→ Supplied text:
--- Begin ---

Regular expressions were introduced in JavaScript 1.2 and JScript 3.0 with the RegExp object, so much of their functionality is available through RegExp methods. However, many methods of the String object take regular expressions as arguments; so you will see regular expressions commonly used in both contexts.
Regular expressions are most often created using their literal syntax, in which the characters that make up the pattern are surrounded by slashes (/ and /). For example, to create a regular expression that will match any string containing “http,” you might write the following:
var pattern = /http/;
The way you read this pattern is an “h” followed by a “t” followed by a “t” followed by a “p.” Any string containing “http” matches this pattern.
Flags altering the interpretation of the pattern can be given immediately following the second slash. For example, to specify that the pattern is case-insensitive, the i flag is used:
var patternIgnoringCase = /http/i;
This declaration creates a pattern that will match strings containing “http” as well as “HTTP” or “HttP.” The common flags used with regular expressions are shown in Table 8-1 and will be illustrated in examples throughout the chapter. Don’t worry about any but i for the time being.

--- End ---

→ Data section:
--- Begin ---

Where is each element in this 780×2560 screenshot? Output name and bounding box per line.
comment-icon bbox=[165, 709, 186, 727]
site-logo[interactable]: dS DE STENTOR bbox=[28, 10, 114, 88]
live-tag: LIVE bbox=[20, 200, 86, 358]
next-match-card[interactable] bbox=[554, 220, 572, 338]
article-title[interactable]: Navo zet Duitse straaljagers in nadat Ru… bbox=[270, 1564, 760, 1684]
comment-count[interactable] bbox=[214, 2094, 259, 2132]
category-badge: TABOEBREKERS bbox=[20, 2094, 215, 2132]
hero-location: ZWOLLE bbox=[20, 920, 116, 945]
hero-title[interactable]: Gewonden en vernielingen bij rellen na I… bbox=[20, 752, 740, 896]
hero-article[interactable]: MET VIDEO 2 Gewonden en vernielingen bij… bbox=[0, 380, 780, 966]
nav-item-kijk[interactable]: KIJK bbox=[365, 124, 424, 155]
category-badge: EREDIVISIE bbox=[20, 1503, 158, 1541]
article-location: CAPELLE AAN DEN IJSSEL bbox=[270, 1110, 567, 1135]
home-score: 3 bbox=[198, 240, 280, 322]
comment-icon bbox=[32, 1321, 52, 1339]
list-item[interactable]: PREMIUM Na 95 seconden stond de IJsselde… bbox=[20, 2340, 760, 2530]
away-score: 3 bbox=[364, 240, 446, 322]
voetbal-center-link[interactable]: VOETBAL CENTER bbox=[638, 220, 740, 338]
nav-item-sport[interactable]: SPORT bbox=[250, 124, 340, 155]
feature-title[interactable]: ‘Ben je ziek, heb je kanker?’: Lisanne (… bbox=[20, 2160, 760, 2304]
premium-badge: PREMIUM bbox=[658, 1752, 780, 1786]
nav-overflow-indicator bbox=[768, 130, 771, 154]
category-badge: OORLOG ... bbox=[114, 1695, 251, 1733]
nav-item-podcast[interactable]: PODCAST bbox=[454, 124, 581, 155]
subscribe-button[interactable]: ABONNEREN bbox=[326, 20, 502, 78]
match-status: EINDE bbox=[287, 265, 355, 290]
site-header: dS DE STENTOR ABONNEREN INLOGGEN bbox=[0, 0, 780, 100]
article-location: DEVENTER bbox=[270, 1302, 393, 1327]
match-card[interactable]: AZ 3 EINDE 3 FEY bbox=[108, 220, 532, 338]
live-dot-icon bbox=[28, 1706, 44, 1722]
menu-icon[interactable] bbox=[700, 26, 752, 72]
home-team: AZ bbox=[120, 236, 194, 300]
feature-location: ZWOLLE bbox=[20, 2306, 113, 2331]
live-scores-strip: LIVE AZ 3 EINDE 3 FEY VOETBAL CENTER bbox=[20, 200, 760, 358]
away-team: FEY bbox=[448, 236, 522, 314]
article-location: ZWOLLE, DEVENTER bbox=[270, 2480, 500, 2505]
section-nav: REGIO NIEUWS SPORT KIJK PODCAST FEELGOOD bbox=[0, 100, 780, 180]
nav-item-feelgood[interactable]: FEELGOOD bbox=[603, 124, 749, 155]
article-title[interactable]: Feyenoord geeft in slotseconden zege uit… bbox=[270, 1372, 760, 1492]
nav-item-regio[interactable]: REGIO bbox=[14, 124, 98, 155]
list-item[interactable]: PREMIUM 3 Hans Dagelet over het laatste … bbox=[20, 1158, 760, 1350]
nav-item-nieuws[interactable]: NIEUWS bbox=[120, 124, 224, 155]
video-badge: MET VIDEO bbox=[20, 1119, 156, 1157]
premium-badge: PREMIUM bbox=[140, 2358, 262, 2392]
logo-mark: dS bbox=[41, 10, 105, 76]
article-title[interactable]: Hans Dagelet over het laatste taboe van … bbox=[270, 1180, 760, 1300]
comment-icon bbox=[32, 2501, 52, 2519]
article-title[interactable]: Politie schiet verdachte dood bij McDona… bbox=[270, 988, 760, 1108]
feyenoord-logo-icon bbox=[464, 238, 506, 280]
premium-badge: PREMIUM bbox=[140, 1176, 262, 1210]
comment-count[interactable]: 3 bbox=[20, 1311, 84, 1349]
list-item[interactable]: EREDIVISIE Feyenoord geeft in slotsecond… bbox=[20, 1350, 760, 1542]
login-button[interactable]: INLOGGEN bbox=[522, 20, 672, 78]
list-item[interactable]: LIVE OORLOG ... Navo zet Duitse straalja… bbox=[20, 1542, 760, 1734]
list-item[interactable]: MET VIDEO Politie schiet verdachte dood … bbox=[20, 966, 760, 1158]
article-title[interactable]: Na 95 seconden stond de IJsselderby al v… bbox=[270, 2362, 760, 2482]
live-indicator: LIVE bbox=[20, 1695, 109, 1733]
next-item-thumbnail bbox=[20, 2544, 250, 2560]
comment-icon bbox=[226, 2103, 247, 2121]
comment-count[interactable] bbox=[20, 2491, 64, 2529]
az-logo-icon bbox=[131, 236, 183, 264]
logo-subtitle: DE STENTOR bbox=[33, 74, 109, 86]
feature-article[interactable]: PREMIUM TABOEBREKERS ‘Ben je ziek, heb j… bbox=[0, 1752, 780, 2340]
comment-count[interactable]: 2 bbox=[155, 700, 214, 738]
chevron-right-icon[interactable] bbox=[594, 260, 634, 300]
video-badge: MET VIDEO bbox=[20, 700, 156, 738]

--- End ---

→ Exercise directions: Please rewrite the regular expressions text between "Regular expressions were" and "in both contexts.", inclusive, and swap "arguments" for "parameters". The items are separate material and have no connection to the regular expressions text.

→ Solved exercise:
Regular expressions were introduced in JavaScript 1.2 and JScript 3.0 with the RegExp object, so much of their functionality is available through RegExp methods. However, many methods of the String object take regular expressions as parameters; so you will see regular expressions commonly used in both contexts.